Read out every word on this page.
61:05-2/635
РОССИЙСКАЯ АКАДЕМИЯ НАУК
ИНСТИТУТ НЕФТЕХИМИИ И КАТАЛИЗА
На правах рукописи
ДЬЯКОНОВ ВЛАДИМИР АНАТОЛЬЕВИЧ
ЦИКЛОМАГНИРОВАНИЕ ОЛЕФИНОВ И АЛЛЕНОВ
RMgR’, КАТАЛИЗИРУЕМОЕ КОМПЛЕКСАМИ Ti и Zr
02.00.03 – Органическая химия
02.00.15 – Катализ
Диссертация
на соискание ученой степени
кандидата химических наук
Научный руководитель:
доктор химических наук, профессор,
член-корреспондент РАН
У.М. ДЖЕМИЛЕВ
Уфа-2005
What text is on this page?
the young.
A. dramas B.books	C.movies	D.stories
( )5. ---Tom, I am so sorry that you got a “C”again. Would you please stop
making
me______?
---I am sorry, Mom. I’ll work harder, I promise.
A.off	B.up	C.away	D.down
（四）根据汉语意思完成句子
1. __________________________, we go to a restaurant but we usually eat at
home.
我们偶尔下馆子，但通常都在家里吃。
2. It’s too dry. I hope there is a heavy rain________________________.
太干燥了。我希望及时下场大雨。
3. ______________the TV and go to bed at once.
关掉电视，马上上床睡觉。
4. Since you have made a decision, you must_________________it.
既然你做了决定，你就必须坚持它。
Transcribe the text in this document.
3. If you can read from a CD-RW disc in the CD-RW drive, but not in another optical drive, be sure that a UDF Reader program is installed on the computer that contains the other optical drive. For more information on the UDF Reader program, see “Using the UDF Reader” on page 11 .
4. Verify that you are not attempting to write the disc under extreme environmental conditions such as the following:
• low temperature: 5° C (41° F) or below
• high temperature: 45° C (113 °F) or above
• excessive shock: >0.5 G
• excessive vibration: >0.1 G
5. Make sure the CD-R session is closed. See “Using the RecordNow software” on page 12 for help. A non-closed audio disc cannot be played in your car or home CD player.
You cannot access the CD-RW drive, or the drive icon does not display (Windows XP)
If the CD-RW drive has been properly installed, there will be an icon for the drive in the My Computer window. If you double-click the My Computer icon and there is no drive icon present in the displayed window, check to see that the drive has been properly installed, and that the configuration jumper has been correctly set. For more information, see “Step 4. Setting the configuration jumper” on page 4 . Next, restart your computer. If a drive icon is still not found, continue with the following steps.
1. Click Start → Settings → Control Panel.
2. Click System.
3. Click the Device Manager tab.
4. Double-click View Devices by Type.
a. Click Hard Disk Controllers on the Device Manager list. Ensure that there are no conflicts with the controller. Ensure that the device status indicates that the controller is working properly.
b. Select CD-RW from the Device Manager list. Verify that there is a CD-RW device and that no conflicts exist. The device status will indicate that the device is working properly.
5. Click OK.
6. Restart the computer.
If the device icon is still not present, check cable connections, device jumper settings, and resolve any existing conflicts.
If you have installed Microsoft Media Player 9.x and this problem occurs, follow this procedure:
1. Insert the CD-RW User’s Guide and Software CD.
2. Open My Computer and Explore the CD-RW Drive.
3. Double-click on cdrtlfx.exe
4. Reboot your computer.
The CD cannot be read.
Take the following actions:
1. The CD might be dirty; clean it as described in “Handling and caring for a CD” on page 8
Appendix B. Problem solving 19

| Stated goal |
Look through the listing and extract every line with "temperature" in it.

| Solution to this exercise |
• low temperature: 5° C (41° F) or below
• high temperature: 45° C (113 °F) or above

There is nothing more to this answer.